● **原文**:

===

17. Letter Combinations of a Phone Number

Given a digit string, return all possible letter combinations that the number could represent.

A mapping of digit to letters (just like on the telephone buttons) is given below.

Input:Digit string "23"
Output: ["ad", "ae", "af", "bd", "be", "bf", "cd", "ce", "cf"].

Note:
Although the above answer is in lexicographical order, your answer could be in any order you want.

本题不是很了解如何讲解，直接给代码吧：

public class Solution {
    public List<String> letterCombinations(String digits) {
        LinkedList<String> res = new LinkedList<String>();
        if(digits.length()==0) return res;
        String[] words = new String[]{"0","1","abc","def","ghi","jkl","mno","pqrs","tuv","wxyz"};
        res.add("");
        for(int i=0;i<digits.length();i++){
            int num = Character.getNumericValue(digits.charAt(i));
            while(res.peek().length()==i){
                String s = res.remove();
                for(char c:words[num].toCharArray()){
                    res.add(s+c);
                }
            }
        }
        return res;
    }
}

 本题可以用比较客观的方法来解决，回溯法。因为这个是解决一个问题的所有解或者任意一个解，剪枝函数是要在给定的数字字符上选择。回溯的内容自然便是所有字符串的可能性，且使用的是dfs的方法。本题就是从空的字符串一点一点往上加，直到长度和digits的长度一样为止。记住，回溯法要有终止条件。代码如下：

public class Solution {
    public List<String> letterCombinations(String digits) {
        List<String> res = new LinkedList<String>();
        if(digits.length()==0) return res;
        String[] words = new String[]{"0","1","abc","def","ghi","jkl","mno","pqrs","tuv","wxyz"};
        backtracking("",res,digits,words,0);
        return res;
    }
    public void backtracking(String s,List<String> res,String digits,String[] words,int cur){
        if(cur==digits.length()){
            res.add(s);
        }else{
            String word = words[digits.charAt(cur)-'0'];
            for(int i=0;i<word.length();i++){
                backtracking(s+word.charAt(i),res,digits,words,cur+1);
            }
        }
    }
}

===

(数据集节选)

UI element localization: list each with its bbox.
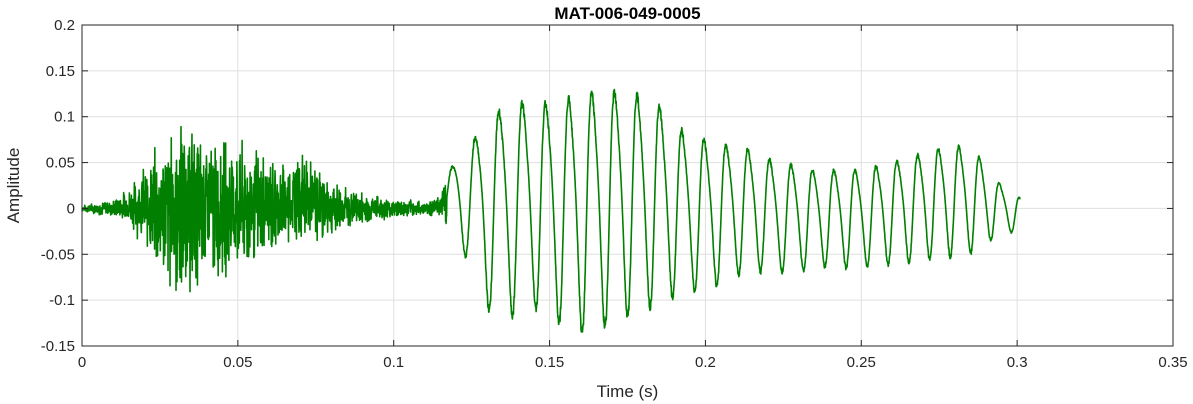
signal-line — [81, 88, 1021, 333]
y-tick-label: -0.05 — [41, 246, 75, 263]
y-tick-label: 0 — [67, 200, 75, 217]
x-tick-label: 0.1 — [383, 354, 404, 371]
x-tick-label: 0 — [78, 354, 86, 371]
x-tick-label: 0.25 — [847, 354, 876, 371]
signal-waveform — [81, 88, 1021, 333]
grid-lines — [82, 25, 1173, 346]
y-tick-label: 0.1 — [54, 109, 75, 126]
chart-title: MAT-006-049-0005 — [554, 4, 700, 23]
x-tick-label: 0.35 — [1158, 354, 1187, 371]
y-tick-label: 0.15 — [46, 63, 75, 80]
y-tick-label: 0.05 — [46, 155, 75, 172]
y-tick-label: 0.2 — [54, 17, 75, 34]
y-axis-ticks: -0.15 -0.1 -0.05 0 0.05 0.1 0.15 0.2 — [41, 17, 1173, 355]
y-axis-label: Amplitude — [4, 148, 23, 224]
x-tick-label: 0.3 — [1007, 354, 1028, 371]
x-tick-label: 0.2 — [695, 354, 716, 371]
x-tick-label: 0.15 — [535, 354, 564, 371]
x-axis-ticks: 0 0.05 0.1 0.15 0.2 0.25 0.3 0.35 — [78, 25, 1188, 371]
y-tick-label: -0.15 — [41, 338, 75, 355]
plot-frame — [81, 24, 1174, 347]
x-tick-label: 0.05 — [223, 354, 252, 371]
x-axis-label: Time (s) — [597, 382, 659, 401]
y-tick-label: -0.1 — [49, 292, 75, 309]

===

● **任务说明 A**: 原文说使用回溯法时必须要有什么？
● **任务说明 B**: 请把原文中从“Given a digit”开始、一直到“order you want.”为止的部分重写一遍，并把其中的“telephone buttons”改为“phone keypad”。

● **参考解答 A**: 回溯法要有终止条件。

● **参考解答 B**:
Given a digit string, return all possible letter combinations that the number could represent.

A mapping of digit to letters (just like on the phone keypad) is given below.

Input:Digit string "23"
Output: ["ad", "ae", "af", "bd", "be", "bf", "cd", "ce", "cf"].

Note:
Although the above answer is in lexicographical order, your answer could be in any order you want.